══ Information shown

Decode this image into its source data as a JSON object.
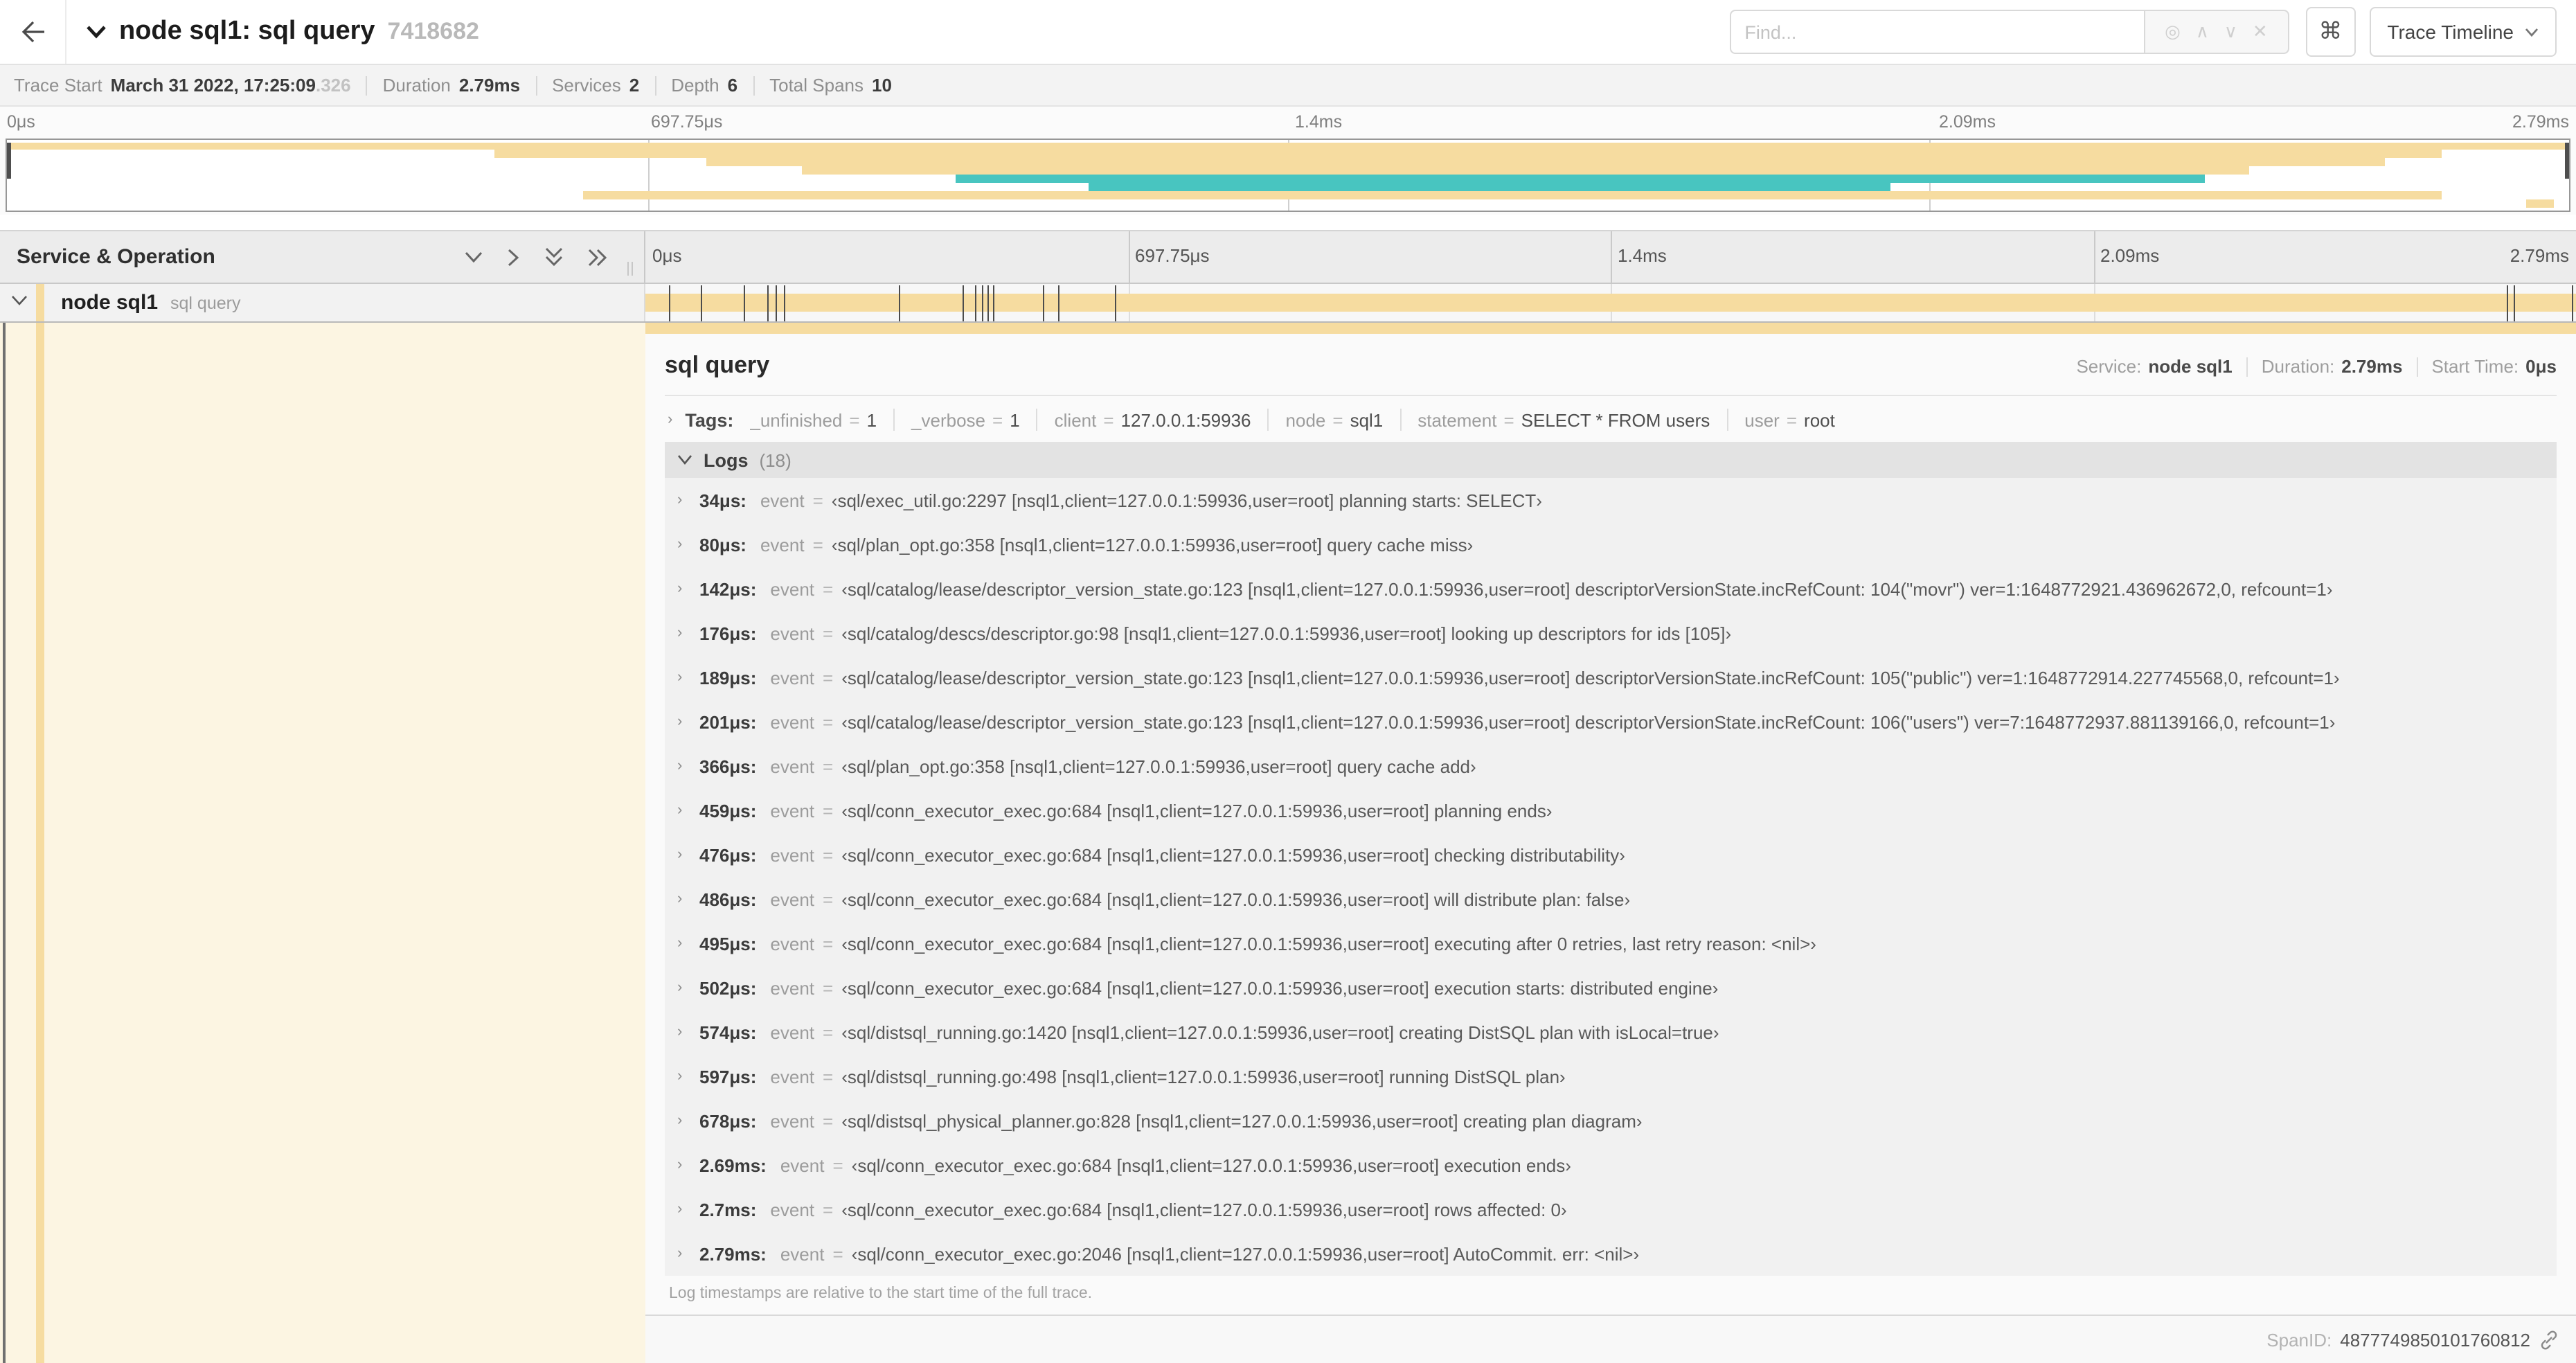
{
  "colors": {
    "tan": "#F6DCA0",
    "teal": "#48C5C0",
    "cream": "#FCF5E2"
  },
  "header": {
    "title": "node sql1: sql query",
    "trace_id_short": "7418682",
    "find_placeholder": "Find...",
    "shortcut_glyph": "⌘",
    "view_select_label": "Trace Timeline",
    "find_tool_glyphs": [
      "◎",
      "∧",
      "∨",
      "✕"
    ]
  },
  "summary": [
    {
      "label": "Trace Start",
      "value": "March 31 2022, 17:25:09",
      "suffix": ".326"
    },
    {
      "label": "Duration",
      "value": "2.79ms"
    },
    {
      "label": "Services",
      "value": "2"
    },
    {
      "label": "Depth",
      "value": "6"
    },
    {
      "label": "Total Spans",
      "value": "10"
    }
  ],
  "minimap": {
    "axis_ticks": [
      {
        "label": "0μs",
        "pct": 0
      },
      {
        "label": "697.75μs",
        "pct": 25
      },
      {
        "label": "1.4ms",
        "pct": 50
      },
      {
        "label": "2.09ms",
        "pct": 75
      },
      {
        "label": "2.79ms",
        "pct": 100,
        "align": "right"
      }
    ],
    "rows": [
      {
        "start": 0,
        "end": 100,
        "color": "tan"
      },
      {
        "start": 19,
        "end": 95,
        "color": "tan"
      },
      {
        "start": 27.3,
        "end": 92.8,
        "color": "tan"
      },
      {
        "start": 31,
        "end": 87.5,
        "color": "tan"
      },
      {
        "start": 37,
        "end": 85.8,
        "color": "teal"
      },
      {
        "start": 42.2,
        "end": 73.5,
        "color": "teal"
      },
      {
        "start": 22.5,
        "end": 95,
        "color": "tan"
      },
      {
        "start": 98.3,
        "end": 99.4,
        "color": "tan"
      }
    ]
  },
  "timeline": {
    "left_header": "Service & Operation",
    "axis_ticks": [
      {
        "label": "0μs",
        "pct": 0
      },
      {
        "label": "697.75μs",
        "pct": 25
      },
      {
        "label": "1.4ms",
        "pct": 50
      },
      {
        "label": "2.09ms",
        "pct": 75
      },
      {
        "label": "2.79ms",
        "pct": 100,
        "align": "right"
      }
    ],
    "span_row": {
      "service": "node sql1",
      "operation": "sql query",
      "bar": {
        "start": 0,
        "end": 100,
        "color": "tan"
      },
      "log_ticks_pct": [
        1.22,
        2.87,
        5.09,
        6.31,
        6.77,
        7.2,
        13.12,
        16.45,
        17.06,
        17.42,
        17.74,
        17.99,
        20.57,
        21.4,
        24.3,
        96.42,
        96.77,
        99.8
      ]
    }
  },
  "detail": {
    "title": "sql query",
    "meta": [
      {
        "label": "Service:",
        "value": "node sql1"
      },
      {
        "label": "Duration:",
        "value": "2.79ms"
      },
      {
        "label": "Start Time:",
        "value": "0μs"
      }
    ],
    "tags_label": "Tags:",
    "tags": [
      {
        "key": "_unfinished",
        "value": "1"
      },
      {
        "key": "_verbose",
        "value": "1"
      },
      {
        "key": "client",
        "value": "127.0.0.1:59936"
      },
      {
        "key": "node",
        "value": "sql1"
      },
      {
        "key": "statement",
        "value": "SELECT * FROM users"
      },
      {
        "key": "user",
        "value": "root"
      }
    ],
    "logs_label": "Logs",
    "logs_count": "(18)",
    "log_field": "event",
    "logs": [
      {
        "time": "34μs:",
        "value": "‹sql/exec_util.go:2297 [nsql1,client=127.0.0.1:59936,user=root] planning starts: SELECT›"
      },
      {
        "time": "80μs:",
        "value": "‹sql/plan_opt.go:358 [nsql1,client=127.0.0.1:59936,user=root] query cache miss›"
      },
      {
        "time": "142μs:",
        "value": "‹sql/catalog/lease/descriptor_version_state.go:123 [nsql1,client=127.0.0.1:59936,user=root] descriptorVersionState.incRefCount: 104(\"movr\") ver=1:1648772921.436962672,0, refcount=1›"
      },
      {
        "time": "176μs:",
        "value": "‹sql/catalog/descs/descriptor.go:98 [nsql1,client=127.0.0.1:59936,user=root] looking up descriptors for ids [105]›"
      },
      {
        "time": "189μs:",
        "value": "‹sql/catalog/lease/descriptor_version_state.go:123 [nsql1,client=127.0.0.1:59936,user=root] descriptorVersionState.incRefCount: 105(\"public\") ver=1:1648772914.227745568,0, refcount=1›"
      },
      {
        "time": "201μs:",
        "value": "‹sql/catalog/lease/descriptor_version_state.go:123 [nsql1,client=127.0.0.1:59936,user=root] descriptorVersionState.incRefCount: 106(\"users\") ver=7:1648772937.881139166,0, refcount=1›"
      },
      {
        "time": "366μs:",
        "value": "‹sql/plan_opt.go:358 [nsql1,client=127.0.0.1:59936,user=root] query cache add›"
      },
      {
        "time": "459μs:",
        "value": "‹sql/conn_executor_exec.go:684 [nsql1,client=127.0.0.1:59936,user=root] planning ends›"
      },
      {
        "time": "476μs:",
        "value": "‹sql/conn_executor_exec.go:684 [nsql1,client=127.0.0.1:59936,user=root] checking distributability›"
      },
      {
        "time": "486μs:",
        "value": "‹sql/conn_executor_exec.go:684 [nsql1,client=127.0.0.1:59936,user=root] will distribute plan: false›"
      },
      {
        "time": "495μs:",
        "value": "‹sql/conn_executor_exec.go:684 [nsql1,client=127.0.0.1:59936,user=root] executing after 0 retries, last retry reason: <nil>›"
      },
      {
        "time": "502μs:",
        "value": "‹sql/conn_executor_exec.go:684 [nsql1,client=127.0.0.1:59936,user=root] execution starts: distributed engine›"
      },
      {
        "time": "574μs:",
        "value": "‹sql/distsql_running.go:1420 [nsql1,client=127.0.0.1:59936,user=root] creating DistSQL plan with isLocal=true›"
      },
      {
        "time": "597μs:",
        "value": "‹sql/distsql_running.go:498 [nsql1,client=127.0.0.1:59936,user=root] running DistSQL plan›"
      },
      {
        "time": "678μs:",
        "value": "‹sql/distsql_physical_planner.go:828 [nsql1,client=127.0.0.1:59936,user=root] creating plan diagram›"
      },
      {
        "time": "2.69ms:",
        "value": "‹sql/conn_executor_exec.go:684 [nsql1,client=127.0.0.1:59936,user=root] execution ends›"
      },
      {
        "time": "2.7ms:",
        "value": "‹sql/conn_executor_exec.go:684 [nsql1,client=127.0.0.1:59936,user=root] rows affected: 0›"
      },
      {
        "time": "2.79ms:",
        "value": "‹sql/conn_executor_exec.go:2046 [nsql1,client=127.0.0.1:59936,user=root] AutoCommit. err: <nil>›"
      }
    ],
    "logs_note": "Log timestamps are relative to the start time of the full trace.",
    "spanid_label": "SpanID:",
    "spanid_value": "4877749850101760812"
  }
}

════

Problem to solve =
All records should be output exactly, with the pictures left out.

Output below =
Decode this image into its source data as a JSON object.
{
  "colors": {
    "tan": "#F6DCA0",
    "teal": "#48C5C0",
    "cream": "#FCF5E2"
  },
  "header": {
    "title": "node sql1: sql query",
    "trace_id_short": "7418682",
    "find_placeholder": "Find...",
    "shortcut_glyph": "⌘",
    "view_select_label": "Trace Timeline",
    "find_tool_glyphs": [
      "◎",
      "∧",
      "∨",
      "✕"
    ]
  },
  "summary": [
    {
      "label": "Trace Start",
      "value": "March 31 2022, 17:25:09",
      "suffix": ".326"
    },
    {
      "label": "Duration",
      "value": "2.79ms"
    },
    {
      "label": "Services",
      "value": "2"
    },
    {
      "label": "Depth",
      "value": "6"
    },
    {
      "label": "Total Spans",
      "value": "10"
    }
  ],
  "minimap": {
    "axis_ticks": [
      {
        "label": "0μs",
        "pct": 0
      },
      {
        "label": "697.75μs",
        "pct": 25
      },
      {
        "label": "1.4ms",
        "pct": 50
      },
      {
        "label": "2.09ms",
        "pct": 75
      },
      {
        "label": "2.79ms",
        "pct": 100,
        "align": "right"
      }
    ],
    "rows": [
      {
        "start": 0,
        "end": 100,
        "color": "tan"
      },
      {
        "start": 19,
        "end": 95,
        "color": "tan"
      },
      {
        "start": 27.3,
        "end": 92.8,
        "color": "tan"
      },
      {
        "start": 31,
        "end": 87.5,
        "color": "tan"
      },
      {
        "start": 37,
        "end": 85.8,
        "color": "teal"
      },
      {
        "start": 42.2,
        "end": 73.5,
        "color": "teal"
      },
      {
        "start": 22.5,
        "end": 95,
        "color": "tan"
      },
      {
        "start": 98.3,
        "end": 99.4,
        "color": "tan"
      }
    ]
  },
  "timeline": {
    "left_header": "Service & Operation",
    "axis_ticks": [
      {
        "label": "0μs",
        "pct": 0
      },
      {
        "label": "697.75μs",
        "pct": 25
      },
      {
        "label": "1.4ms",
        "pct": 50
      },
      {
        "label": "2.09ms",
        "pct": 75
      },
      {
        "label": "2.79ms",
        "pct": 100,
        "align": "right"
      }
    ],
    "span_row": {
      "service": "node sql1",
      "operation": "sql query",
      "bar": {
        "start": 0,
        "end": 100,
        "color": "tan"
      },
      "log_ticks_pct": [
        1.22,
        2.87,
        5.09,
        6.31,
        6.77,
        7.2,
        13.12,
        16.45,
        17.06,
        17.42,
        17.74,
        17.99,
        20.57,
        21.4,
        24.3,
        96.42,
        96.77,
        99.8
      ]
    }
  },
  "detail": {
    "title": "sql query",
    "meta": [
      {
        "label": "Service:",
        "value": "node sql1"
      },
      {
        "label": "Duration:",
        "value": "2.79ms"
      },
      {
        "label": "Start Time:",
        "value": "0μs"
      }
    ],
    "tags_label": "Tags:",
    "tags": [
      {
        "key": "_unfinished",
        "value": "1"
      },
      {
        "key": "_verbose",
        "value": "1"
      },
      {
        "key": "client",
        "value": "127.0.0.1:59936"
      },
      {
        "key": "node",
        "value": "sql1"
      },
      {
        "key": "statement",
        "value": "SELECT * FROM users"
      },
      {
        "key": "user",
        "value": "root"
      }
    ],
    "logs_label": "Logs",
    "logs_count": "(18)",
    "log_field": "event",
    "logs": [
      {
        "time": "34μs:",
        "value": "‹sql/exec_util.go:2297 [nsql1,client=127.0.0.1:59936,user=root] planning starts: SELECT›"
      },
      {
        "time": "80μs:",
        "value": "‹sql/plan_opt.go:358 [nsql1,client=127.0.0.1:59936,user=root] query cache miss›"
      },
      {
        "time": "142μs:",
        "value": "‹sql/catalog/lease/descriptor_version_state.go:123 [nsql1,client=127.0.0.1:59936,user=root] descriptorVersionState.incRefCount: 104(\"movr\") ver=1:1648772921.436962672,0, refcount=1›"
      },
      {
        "time": "176μs:",
        "value": "‹sql/catalog/descs/descriptor.go:98 [nsql1,client=127.0.0.1:59936,user=root] looking up descriptors for ids [105]›"
      },
      {
        "time": "189μs:",
        "value": "‹sql/catalog/lease/descriptor_version_state.go:123 [nsql1,client=127.0.0.1:59936,user=root] descriptorVersionState.incRefCount: 105(\"public\") ver=1:1648772914.227745568,0, refcount=1›"
      },
      {
        "time": "201μs:",
        "value": "‹sql/catalog/lease/descriptor_version_state.go:123 [nsql1,client=127.0.0.1:59936,user=root] descriptorVersionState.incRefCount: 106(\"users\") ver=7:1648772937.881139166,0, refcount=1›"
      },
      {
        "time": "366μs:",
        "value": "‹sql/plan_opt.go:358 [nsql1,client=127.0.0.1:59936,user=root] query cache add›"
      },
      {
        "time": "459μs:",
        "value": "‹sql/conn_executor_exec.go:684 [nsql1,client=127.0.0.1:59936,user=root] planning ends›"
      },
      {
        "time": "476μs:",
        "value": "‹sql/conn_executor_exec.go:684 [nsql1,client=127.0.0.1:59936,user=root] checking distributability›"
      },
      {
        "time": "486μs:",
        "value": "‹sql/conn_executor_exec.go:684 [nsql1,client=127.0.0.1:59936,user=root] will distribute plan: false›"
      },
      {
        "time": "495μs:",
        "value": "‹sql/conn_executor_exec.go:684 [nsql1,client=127.0.0.1:59936,user=root] executing after 0 retries, last retry reason: <nil>›"
      },
      {
        "time": "502μs:",
        "value": "‹sql/conn_executor_exec.go:684 [nsql1,client=127.0.0.1:59936,user=root] execution starts: distributed engine›"
      },
      {
        "time": "574μs:",
        "value": "‹sql/distsql_running.go:1420 [nsql1,client=127.0.0.1:59936,user=root] creating DistSQL plan with isLocal=true›"
      },
      {
        "time": "597μs:",
        "value": "‹sql/distsql_running.go:498 [nsql1,client=127.0.0.1:59936,user=root] running DistSQL plan›"
      },
      {
        "time": "678μs:",
        "value": "‹sql/distsql_physical_planner.go:828 [nsql1,client=127.0.0.1:59936,user=root] creating plan diagram›"
      },
      {
        "time": "2.69ms:",
        "value": "‹sql/conn_executor_exec.go:684 [nsql1,client=127.0.0.1:59936,user=root] execution ends›"
      },
      {
        "time": "2.7ms:",
        "value": "‹sql/conn_executor_exec.go:684 [nsql1,client=127.0.0.1:59936,user=root] rows affected: 0›"
      },
      {
        "time": "2.79ms:",
        "value": "‹sql/conn_executor_exec.go:2046 [nsql1,client=127.0.0.1:59936,user=root] AutoCommit. err: <nil>›"
      }
    ],
    "logs_note": "Log timestamps are relative to the start time of the full trace.",
    "spanid_label": "SpanID:",
    "spanid_value": "4877749850101760812"
  }
}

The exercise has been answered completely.